Bandeau
charlesfourier.fr
Slogan du site

Site internet de l’Association d’études fouriéristes et des Cahiers Charles Fourier

Buckingham, James Silk
Article mis en ligne le 16 avril 2015

par Desmars, Bernard

Né à Flushing (Cornouailles, Royaume-Uni) le 25 août 1786, décédé le 30 juin 1855 à Londres (Royaume-Uni). Marin, libraire, voyageur, journaliste, écrivain, conférencier. Libéral, partisan de réformes sociales. Propagandiste des idées fouriéristes à la fin des années 1840.

James Buckingham est le fils d’un marin reconverti dans l’agriculture. Son père meurt en 1794. Sa mère le destine à la prêtrise ; mais il préfère naviguer et, très tôt – vers l’âge de dix ans – s’engage sur un bateau.

Marin, libraire, armateur, journaliste, voyageur,…

Il effectue plusieurs voyages à travers les océans, mais en 1797, son bateau est capturé par une corvette française ; il est retenu captif quelque temps du côté de La Corogne, puis rejoint l’Angleterre. Il travaille plusieurs années chez un libraire, puis chez un imprimeur avant de repartir en mer. A son retour, il effectue encore divers métiers. En 1806, il se marie avec Elisabeth Jennings, la fille d’un fermier.

Consignes:
• a. Réécrivez le passage de la notice sur James Silk Buckingham qui va de « Buckingham, James Silk » jusqu'à « des années 1840. », en y remplaçant « conférencier » par « orateur ».
• b. Répondez aux questions suivantes à l'aide de la notice sur James Silk Buckingham.
(i) À quelle date et dans quelle ville est-il né ?
(ii) En quelle année son bateau est-il capturé par une corvette française ?
(iii) Avec qui se marie-t-il en 1806 ?

Lignes de données:
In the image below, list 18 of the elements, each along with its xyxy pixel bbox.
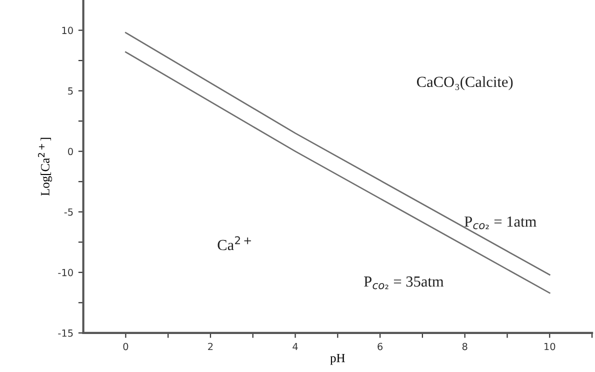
y-tick-label: 10	[62, 26, 73, 34]
annotation: P$_{co₂}$ = 1atm	[464, 216, 536, 230]
y-tick-label: 5	[68, 87, 73, 95]
annotation: CaCO₃(Calcite)	[416, 76, 513, 90]
x-tick-label: 10	[544, 342, 556, 350]
annotation: Ca$^{2+}$	[218, 236, 251, 250]
y-tick-label: -15	[58, 330, 73, 337]
x-tick-label: 4	[292, 342, 298, 350]
y-axis-title: Log[Ca$^{2+}$]	[38, 138, 52, 196]
y-tick-label: 0	[68, 148, 73, 156]
y-tick-label: -10	[58, 268, 73, 276]
y-tick-label: -5	[64, 208, 73, 216]
x-tick-label: 8	[462, 342, 468, 350]
x-tick-label: 6	[378, 342, 383, 350]
x-axis-title: pH	[330, 354, 345, 365]
annotation: P$_{co₂}$ = 35atm	[364, 276, 444, 290]
x-tick-label: 2	[208, 342, 213, 350]
x-tick-label: 0	[123, 342, 128, 350]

Réponses:
• a.
Buckingham, James Silk
Article mis en ligne le 16 avril 2015

par Desmars, Bernard

Né à Flushing (Cornouailles, Royaume-Uni) le 25 août 1786, décédé le 30 juin 1855 à Londres (Royaume-Uni). Marin, libraire, voyageur, journaliste, écrivain, orateur. Libéral, partisan de réformes sociales. Propagandiste des idées fouriéristes à la fin des années 1840.

• b.
(i) Le 25 août 1786, à Flushing.
(ii) En 1797.
(iii) Avec Elisabeth Jennings, la fille d'un fermier.